◆ **WHAT IS EXPECTED**:
Restate each of the lines below word for word and drop every picture.

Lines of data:
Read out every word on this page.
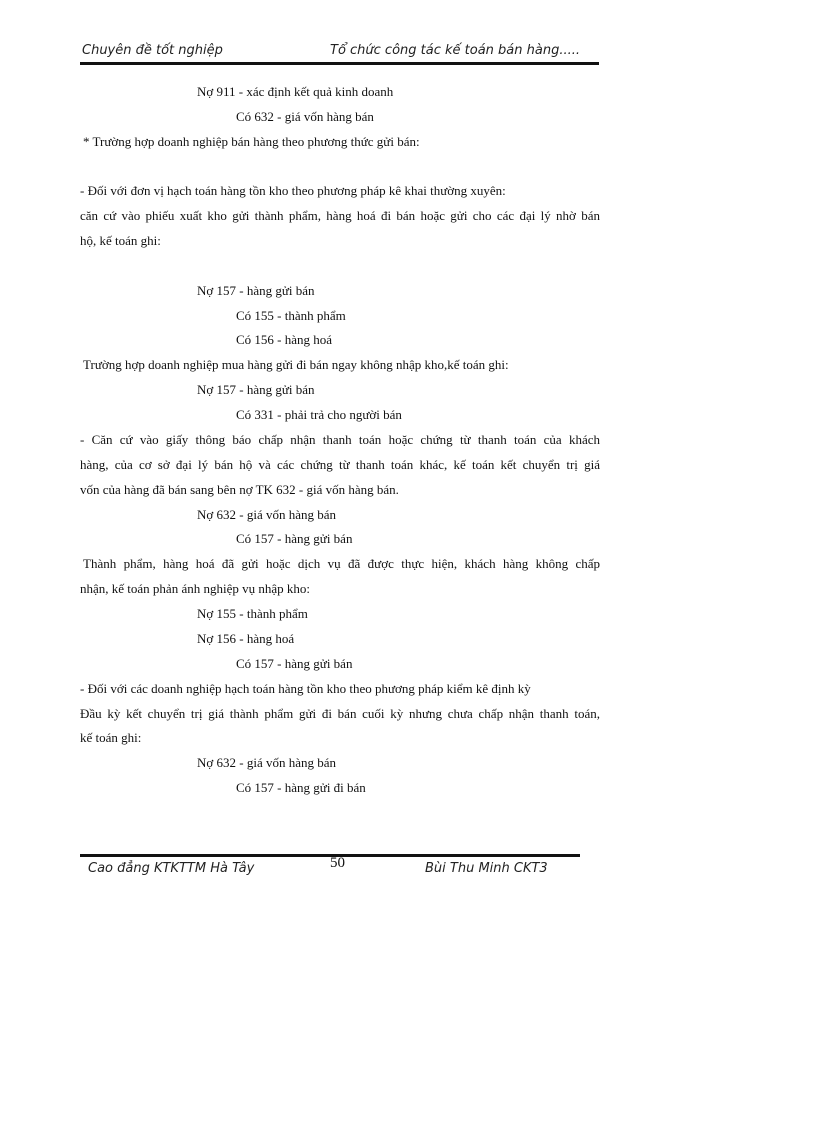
Chuyên đề tốt nghiệp	Tổ chức công tác kế toán bán hàng.....
Nợ 911 - xác định kết quả kinh doanh
Có 632 - giá vốn hàng bán
* Trường hợp doanh nghiệp bán hàng theo phương thức gửi bán:
- Đối với đơn vị hạch toán hàng tồn kho theo phương pháp kê khai thường xuyên:
căn cứ vào phiếu xuất kho gửi thành phẩm, hàng hoá đi bán hoặc gửi cho các đại lý nhờ bán
hộ, kế toán ghi:
Nợ 157 - hàng gửi bán
Có 155 - thành phẩm
Có 156 - hàng hoá
Trường hợp doanh nghiệp mua hàng gửi đi bán ngay không nhập kho,kế toán ghi:
Nợ 157 - hàng gửi bán
Có 331 - phải trả cho người bán
- Căn cứ vào giấy thông báo chấp nhận thanh toán hoặc chứng từ thanh toán của khách
hàng, của cơ sở đại lý bán hộ và các chứng từ thanh toán khác, kế toán kết chuyển trị giá
vốn của hàng đã bán sang bên nợ TK 632 - giá vốn hàng bán.
Nợ 632 - giá vốn hàng bán
Có 157 - hàng gửi bán
Thành phẩm, hàng hoá đã gửi hoặc dịch vụ đã được thực hiện, khách hàng không chấp
nhận, kế toán phản ánh nghiệp vụ nhập kho:
Nợ 155 - thành phẩm
Nợ 156 - hàng hoá
Có 157 - hàng gửi bán
- Đối với các doanh nghiệp hạch toán hàng tồn kho theo phương pháp kiểm kê định kỳ
Đầu kỳ kết chuyển trị giá thành phẩm gửi đi bán cuối kỳ nhưng chưa chấp nhận thanh toán,
kế toán ghi:
Nợ 632 - giá vốn hàng bán
Có 157 - hàng gửi đi bán
Cao đẳng KTKTTM Hà Tây	50	Bùi Thu Minh CKT3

◆ **FINAL RESULT**:
Read out every word on this page.
Chuyên đề tốt nghiệp	Tổ chức công tác kế toán bán hàng.....
Nợ 911 - xác định kết quả kinh doanh
Có 632 - giá vốn hàng bán
* Trường hợp doanh nghiệp bán hàng theo phương thức gửi bán:
- Đối với đơn vị hạch toán hàng tồn kho theo phương pháp kê khai thường xuyên:
căn cứ vào phiếu xuất kho gửi thành phẩm, hàng hoá đi bán hoặc gửi cho các đại lý nhờ bán
hộ, kế toán ghi:
Nợ 157 - hàng gửi bán
Có 155 - thành phẩm
Có 156 - hàng hoá
Trường hợp doanh nghiệp mua hàng gửi đi bán ngay không nhập kho,kế toán ghi:
Nợ 157 - hàng gửi bán
Có 331 - phải trả cho người bán
- Căn cứ vào giấy thông báo chấp nhận thanh toán hoặc chứng từ thanh toán của khách
hàng, của cơ sở đại lý bán hộ và các chứng từ thanh toán khác, kế toán kết chuyển trị giá
vốn của hàng đã bán sang bên nợ TK 632 - giá vốn hàng bán.
Nợ 632 - giá vốn hàng bán
Có 157 - hàng gửi bán
Thành phẩm, hàng hoá đã gửi hoặc dịch vụ đã được thực hiện, khách hàng không chấp
nhận, kế toán phản ánh nghiệp vụ nhập kho:
Nợ 155 - thành phẩm
Nợ 156 - hàng hoá
Có 157 - hàng gửi bán
- Đối với các doanh nghiệp hạch toán hàng tồn kho theo phương pháp kiểm kê định kỳ
Đầu kỳ kết chuyển trị giá thành phẩm gửi đi bán cuối kỳ nhưng chưa chấp nhận thanh toán,
kế toán ghi:
Nợ 632 - giá vốn hàng bán
Có 157 - hàng gửi đi bán
Cao đẳng KTKTTM Hà Tây	50	Bùi Thu Minh CKT3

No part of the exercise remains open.